▸ Task inputs:
------------------------------------------------------------
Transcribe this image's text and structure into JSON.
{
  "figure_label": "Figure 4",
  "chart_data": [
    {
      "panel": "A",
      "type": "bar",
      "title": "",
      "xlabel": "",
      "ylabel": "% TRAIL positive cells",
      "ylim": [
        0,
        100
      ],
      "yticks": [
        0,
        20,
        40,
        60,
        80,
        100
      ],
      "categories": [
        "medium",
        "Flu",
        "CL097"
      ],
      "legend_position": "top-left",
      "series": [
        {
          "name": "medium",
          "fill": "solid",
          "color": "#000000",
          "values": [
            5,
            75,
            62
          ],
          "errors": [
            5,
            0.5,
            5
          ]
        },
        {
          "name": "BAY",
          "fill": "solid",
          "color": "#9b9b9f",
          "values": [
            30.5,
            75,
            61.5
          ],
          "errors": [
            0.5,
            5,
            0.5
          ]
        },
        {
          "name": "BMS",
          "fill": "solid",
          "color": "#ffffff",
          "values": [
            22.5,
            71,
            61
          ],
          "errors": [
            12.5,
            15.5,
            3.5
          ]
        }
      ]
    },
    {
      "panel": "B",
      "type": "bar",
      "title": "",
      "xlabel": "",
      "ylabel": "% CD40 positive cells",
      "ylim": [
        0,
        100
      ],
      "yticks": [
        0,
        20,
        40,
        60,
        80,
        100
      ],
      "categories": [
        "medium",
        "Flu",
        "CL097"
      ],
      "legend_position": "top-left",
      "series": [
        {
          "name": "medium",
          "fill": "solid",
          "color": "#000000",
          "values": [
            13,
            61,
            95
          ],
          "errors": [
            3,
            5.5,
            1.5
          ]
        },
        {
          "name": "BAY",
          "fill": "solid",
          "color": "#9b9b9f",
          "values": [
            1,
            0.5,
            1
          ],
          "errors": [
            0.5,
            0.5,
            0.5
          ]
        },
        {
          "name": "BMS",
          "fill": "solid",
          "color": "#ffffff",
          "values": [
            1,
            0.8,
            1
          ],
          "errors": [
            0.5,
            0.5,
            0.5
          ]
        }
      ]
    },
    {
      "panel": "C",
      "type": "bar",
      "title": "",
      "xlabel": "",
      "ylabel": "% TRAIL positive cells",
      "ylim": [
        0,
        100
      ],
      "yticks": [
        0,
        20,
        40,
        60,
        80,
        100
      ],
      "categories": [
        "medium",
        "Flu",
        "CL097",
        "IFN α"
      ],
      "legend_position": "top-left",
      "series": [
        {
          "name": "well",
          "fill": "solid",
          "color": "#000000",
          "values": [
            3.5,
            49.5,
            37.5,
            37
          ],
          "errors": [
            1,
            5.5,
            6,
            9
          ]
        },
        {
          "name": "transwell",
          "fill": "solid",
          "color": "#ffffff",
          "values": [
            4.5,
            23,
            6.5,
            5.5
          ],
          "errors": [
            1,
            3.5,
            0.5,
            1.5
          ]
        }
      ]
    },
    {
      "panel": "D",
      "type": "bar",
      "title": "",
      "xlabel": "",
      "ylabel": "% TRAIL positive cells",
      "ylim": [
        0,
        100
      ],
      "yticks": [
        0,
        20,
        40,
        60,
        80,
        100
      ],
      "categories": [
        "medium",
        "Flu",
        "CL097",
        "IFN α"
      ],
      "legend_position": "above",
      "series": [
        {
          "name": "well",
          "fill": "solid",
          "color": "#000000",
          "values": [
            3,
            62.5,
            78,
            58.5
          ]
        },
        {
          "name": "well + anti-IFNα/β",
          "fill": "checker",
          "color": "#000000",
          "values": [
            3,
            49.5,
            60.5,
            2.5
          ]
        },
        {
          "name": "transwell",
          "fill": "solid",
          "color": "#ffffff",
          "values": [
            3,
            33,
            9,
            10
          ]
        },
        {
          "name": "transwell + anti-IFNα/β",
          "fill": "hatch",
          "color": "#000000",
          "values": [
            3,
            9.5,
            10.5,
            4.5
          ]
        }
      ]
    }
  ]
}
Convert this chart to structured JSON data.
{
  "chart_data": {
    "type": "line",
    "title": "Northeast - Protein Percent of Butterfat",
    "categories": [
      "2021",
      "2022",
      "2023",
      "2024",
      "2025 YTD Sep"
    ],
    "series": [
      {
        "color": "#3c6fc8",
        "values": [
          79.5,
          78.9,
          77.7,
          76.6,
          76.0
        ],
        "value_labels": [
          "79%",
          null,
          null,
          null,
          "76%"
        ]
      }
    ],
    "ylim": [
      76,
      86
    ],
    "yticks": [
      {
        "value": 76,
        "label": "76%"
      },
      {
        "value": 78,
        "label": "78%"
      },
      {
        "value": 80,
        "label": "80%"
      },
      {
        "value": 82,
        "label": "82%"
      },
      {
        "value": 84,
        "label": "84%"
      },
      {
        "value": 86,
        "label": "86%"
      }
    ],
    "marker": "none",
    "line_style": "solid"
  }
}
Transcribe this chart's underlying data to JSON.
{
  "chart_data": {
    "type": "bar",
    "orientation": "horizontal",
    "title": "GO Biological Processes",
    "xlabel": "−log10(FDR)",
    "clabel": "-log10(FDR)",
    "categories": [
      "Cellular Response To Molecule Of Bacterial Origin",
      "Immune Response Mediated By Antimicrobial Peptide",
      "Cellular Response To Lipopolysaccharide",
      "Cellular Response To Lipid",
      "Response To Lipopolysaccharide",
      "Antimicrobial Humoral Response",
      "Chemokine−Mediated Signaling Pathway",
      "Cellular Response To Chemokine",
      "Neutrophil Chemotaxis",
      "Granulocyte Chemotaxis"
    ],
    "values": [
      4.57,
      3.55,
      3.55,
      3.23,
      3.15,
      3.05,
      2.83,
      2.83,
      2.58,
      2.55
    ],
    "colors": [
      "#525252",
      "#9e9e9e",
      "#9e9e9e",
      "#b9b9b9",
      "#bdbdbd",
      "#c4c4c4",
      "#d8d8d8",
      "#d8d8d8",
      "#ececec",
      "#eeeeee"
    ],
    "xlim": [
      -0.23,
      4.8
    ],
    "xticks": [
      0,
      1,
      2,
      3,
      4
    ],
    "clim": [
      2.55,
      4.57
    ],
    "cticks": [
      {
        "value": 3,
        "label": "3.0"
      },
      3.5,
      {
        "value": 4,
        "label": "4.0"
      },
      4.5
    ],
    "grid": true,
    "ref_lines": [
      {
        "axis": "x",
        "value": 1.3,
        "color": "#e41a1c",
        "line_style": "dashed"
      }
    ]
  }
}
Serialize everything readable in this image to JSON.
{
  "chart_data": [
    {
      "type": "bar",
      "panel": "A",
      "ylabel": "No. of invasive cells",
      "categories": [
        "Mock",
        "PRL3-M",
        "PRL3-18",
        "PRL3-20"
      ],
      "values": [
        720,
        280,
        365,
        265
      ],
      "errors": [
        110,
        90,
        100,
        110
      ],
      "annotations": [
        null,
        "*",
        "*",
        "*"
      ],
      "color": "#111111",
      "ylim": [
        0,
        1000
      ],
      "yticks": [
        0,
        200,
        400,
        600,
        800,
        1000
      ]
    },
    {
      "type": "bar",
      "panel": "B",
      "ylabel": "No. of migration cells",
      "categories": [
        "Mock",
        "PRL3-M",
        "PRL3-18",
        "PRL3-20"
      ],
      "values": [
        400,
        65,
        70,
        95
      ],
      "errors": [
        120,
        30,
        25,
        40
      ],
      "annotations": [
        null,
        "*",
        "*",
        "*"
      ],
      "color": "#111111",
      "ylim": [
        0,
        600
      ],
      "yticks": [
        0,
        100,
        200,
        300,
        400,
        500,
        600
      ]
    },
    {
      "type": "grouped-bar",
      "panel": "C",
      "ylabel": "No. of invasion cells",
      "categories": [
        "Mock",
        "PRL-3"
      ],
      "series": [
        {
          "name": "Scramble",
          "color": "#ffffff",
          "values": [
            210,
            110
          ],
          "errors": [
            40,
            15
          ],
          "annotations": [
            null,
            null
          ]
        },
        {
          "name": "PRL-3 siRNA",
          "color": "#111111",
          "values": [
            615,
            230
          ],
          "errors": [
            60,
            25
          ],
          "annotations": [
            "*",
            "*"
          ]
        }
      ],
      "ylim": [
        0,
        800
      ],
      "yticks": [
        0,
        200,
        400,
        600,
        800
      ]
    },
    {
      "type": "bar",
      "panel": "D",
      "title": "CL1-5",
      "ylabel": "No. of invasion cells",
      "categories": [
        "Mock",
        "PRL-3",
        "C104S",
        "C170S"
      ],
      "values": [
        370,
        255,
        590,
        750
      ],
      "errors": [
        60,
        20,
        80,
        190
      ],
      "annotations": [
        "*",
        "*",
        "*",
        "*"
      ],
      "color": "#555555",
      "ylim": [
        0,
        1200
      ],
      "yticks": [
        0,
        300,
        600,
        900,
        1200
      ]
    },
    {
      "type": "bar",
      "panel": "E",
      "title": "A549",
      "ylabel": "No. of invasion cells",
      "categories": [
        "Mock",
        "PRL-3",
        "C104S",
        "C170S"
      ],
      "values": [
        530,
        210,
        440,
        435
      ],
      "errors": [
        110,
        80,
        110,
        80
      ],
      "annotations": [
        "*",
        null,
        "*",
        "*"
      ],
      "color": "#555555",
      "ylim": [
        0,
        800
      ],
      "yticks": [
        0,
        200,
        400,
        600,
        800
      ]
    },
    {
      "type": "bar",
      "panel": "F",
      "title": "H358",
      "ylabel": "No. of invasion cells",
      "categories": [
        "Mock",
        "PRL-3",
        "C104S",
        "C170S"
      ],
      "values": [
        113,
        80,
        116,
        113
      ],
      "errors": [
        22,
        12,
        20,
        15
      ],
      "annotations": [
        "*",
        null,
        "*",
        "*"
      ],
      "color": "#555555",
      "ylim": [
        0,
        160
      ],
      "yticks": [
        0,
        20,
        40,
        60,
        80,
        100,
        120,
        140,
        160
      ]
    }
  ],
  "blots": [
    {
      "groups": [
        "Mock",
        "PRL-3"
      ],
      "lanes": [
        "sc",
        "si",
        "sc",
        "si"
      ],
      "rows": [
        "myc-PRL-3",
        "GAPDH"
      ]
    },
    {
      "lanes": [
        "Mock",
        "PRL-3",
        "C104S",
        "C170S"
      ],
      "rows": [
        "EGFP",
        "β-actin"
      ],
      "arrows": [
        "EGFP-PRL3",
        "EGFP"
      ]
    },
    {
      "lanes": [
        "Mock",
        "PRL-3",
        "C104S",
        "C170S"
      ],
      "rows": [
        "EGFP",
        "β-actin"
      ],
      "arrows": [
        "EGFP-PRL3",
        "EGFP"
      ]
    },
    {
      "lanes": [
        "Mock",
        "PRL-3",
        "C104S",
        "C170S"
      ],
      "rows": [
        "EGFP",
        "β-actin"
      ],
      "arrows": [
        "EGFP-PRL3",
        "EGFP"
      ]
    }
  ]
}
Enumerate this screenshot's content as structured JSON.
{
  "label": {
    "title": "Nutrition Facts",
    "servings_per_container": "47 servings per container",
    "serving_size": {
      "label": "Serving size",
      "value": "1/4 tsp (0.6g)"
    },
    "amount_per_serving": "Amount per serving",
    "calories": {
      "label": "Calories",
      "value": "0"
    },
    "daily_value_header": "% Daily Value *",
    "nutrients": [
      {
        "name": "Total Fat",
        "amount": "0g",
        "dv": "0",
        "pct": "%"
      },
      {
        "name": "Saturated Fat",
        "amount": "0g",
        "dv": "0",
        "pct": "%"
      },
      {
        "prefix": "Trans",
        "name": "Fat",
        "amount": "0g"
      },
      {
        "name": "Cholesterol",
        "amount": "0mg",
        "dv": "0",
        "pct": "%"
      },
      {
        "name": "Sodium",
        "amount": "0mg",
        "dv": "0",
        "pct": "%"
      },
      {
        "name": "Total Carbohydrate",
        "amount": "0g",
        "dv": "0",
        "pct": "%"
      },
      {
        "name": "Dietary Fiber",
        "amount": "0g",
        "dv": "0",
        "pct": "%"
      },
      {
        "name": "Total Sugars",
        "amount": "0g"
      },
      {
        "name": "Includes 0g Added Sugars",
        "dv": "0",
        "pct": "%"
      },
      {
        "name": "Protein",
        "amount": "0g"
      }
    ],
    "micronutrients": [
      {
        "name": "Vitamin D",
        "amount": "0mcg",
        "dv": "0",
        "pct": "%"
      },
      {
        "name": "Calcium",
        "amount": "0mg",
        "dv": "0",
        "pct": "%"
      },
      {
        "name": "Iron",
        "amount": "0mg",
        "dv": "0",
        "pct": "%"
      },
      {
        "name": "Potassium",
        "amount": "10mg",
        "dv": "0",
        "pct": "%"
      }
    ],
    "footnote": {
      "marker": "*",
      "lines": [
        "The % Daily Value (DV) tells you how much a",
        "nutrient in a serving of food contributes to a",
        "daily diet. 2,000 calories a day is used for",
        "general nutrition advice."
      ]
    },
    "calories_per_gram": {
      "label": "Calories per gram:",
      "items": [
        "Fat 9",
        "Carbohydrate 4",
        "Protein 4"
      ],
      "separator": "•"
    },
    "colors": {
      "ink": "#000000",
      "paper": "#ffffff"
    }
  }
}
------------------------------------------------------------
▸ What the task asks:
Lines that contain "this" should be pulled from the entries above and reported.

▸ The completed task:
Transcribe this image's text and structure into JSON.
Convert this chart to structured JSON data.
Transcribe this chart's underlying data to JSON.
Serialize everything readable in this image to JSON.
Enumerate this screenshot's content as structured JSON.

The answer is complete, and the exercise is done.